Task requirements:
All of the data should be output character for character, except the pictures.
-*-*-
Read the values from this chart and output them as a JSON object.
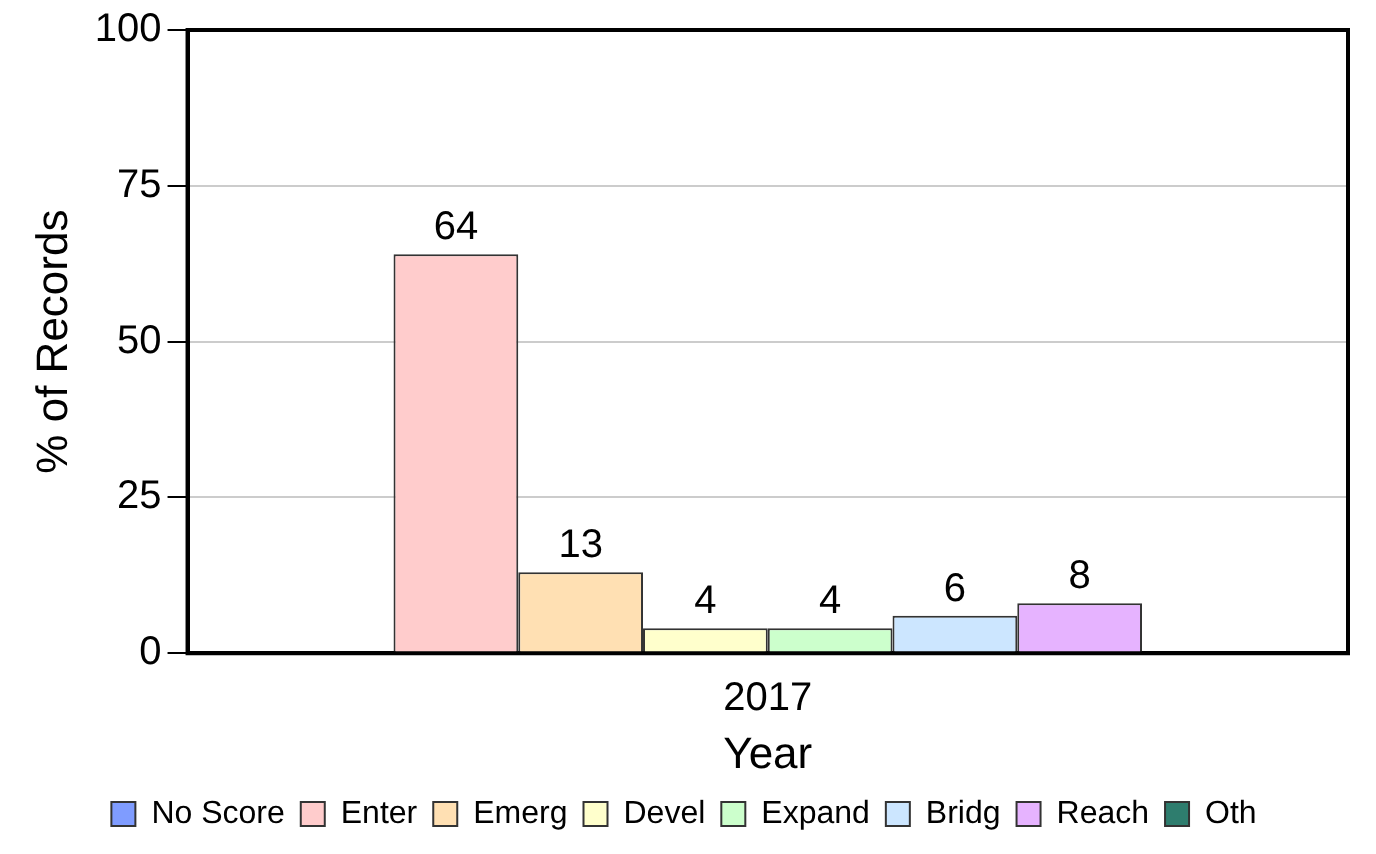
{
  "chart_data": {
    "type": "bar",
    "xlabel": "Year",
    "ylabel": "% of Records",
    "categories": [
      "2017"
    ],
    "series": [
      {
        "name": "No Score",
        "color": "#7f9cff",
        "values": [
          null
        ]
      },
      {
        "name": "Enter",
        "color": "#ffcccc",
        "values": [
          64
        ]
      },
      {
        "name": "Emerg",
        "color": "#ffe0b3",
        "values": [
          13
        ]
      },
      {
        "name": "Devel",
        "color": "#ffffcc",
        "values": [
          4
        ]
      },
      {
        "name": "Expand",
        "color": "#ccffcc",
        "values": [
          4
        ]
      },
      {
        "name": "Bridg",
        "color": "#cce6ff",
        "values": [
          6
        ]
      },
      {
        "name": "Reach",
        "color": "#e6b3ff",
        "values": [
          8
        ]
      },
      {
        "name": "Oth",
        "color": "#2e7d6e",
        "values": [
          null
        ]
      }
    ],
    "ylim": [
      0,
      100
    ],
    "yticks": [
      0,
      25,
      50,
      75,
      100
    ],
    "grid": "y",
    "legend": "bottom",
    "data_labels": true
  }
}
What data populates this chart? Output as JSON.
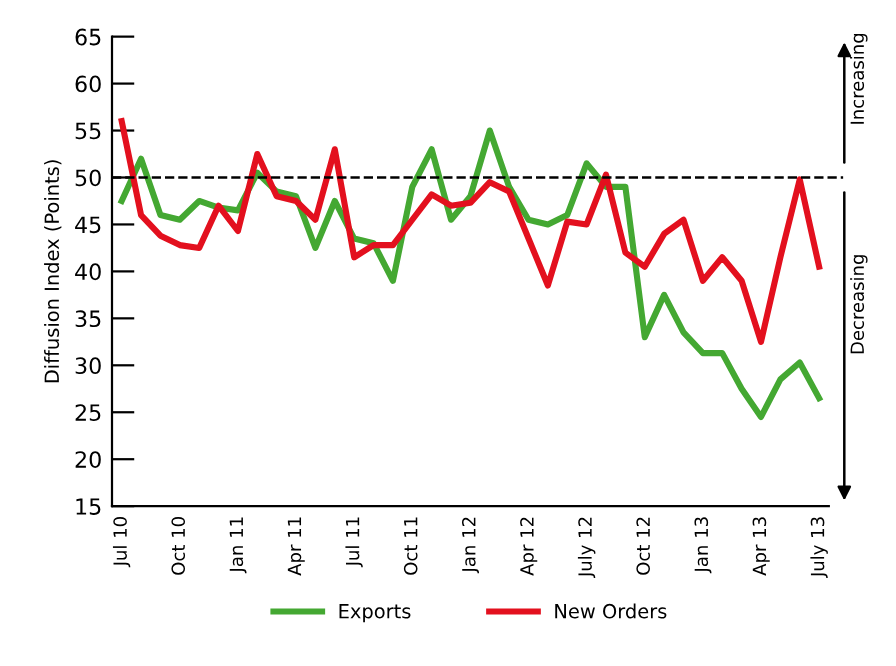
-*-*-
Response to this exercise:
Read the values from this chart and output them as a JSON object.
{
  "chart_data": {
    "type": "bar",
    "xlabel": "Year",
    "ylabel": "% of Records",
    "categories": [
      "2017"
    ],
    "series": [
      {
        "name": "No Score",
        "color": "#7f9cff",
        "values": [
          null
        ]
      },
      {
        "name": "Enter",
        "color": "#ffcccc",
        "values": [
          64
        ]
      },
      {
        "name": "Emerg",
        "color": "#ffe0b3",
        "values": [
          13
        ]
      },
      {
        "name": "Devel",
        "color": "#ffffcc",
        "values": [
          4
        ]
      },
      {
        "name": "Expand",
        "color": "#ccffcc",
        "values": [
          4
        ]
      },
      {
        "name": "Bridg",
        "color": "#cce6ff",
        "values": [
          6
        ]
      },
      {
        "name": "Reach",
        "color": "#e6b3ff",
        "values": [
          8
        ]
      },
      {
        "name": "Oth",
        "color": "#2e7d6e",
        "values": [
          null
        ]
      }
    ],
    "ylim": [
      0,
      100
    ],
    "yticks": [
      0,
      25,
      50,
      75,
      100
    ],
    "grid": "y",
    "legend": "bottom",
    "data_labels": true
  }
}
What data populates this chart? Output as JSON.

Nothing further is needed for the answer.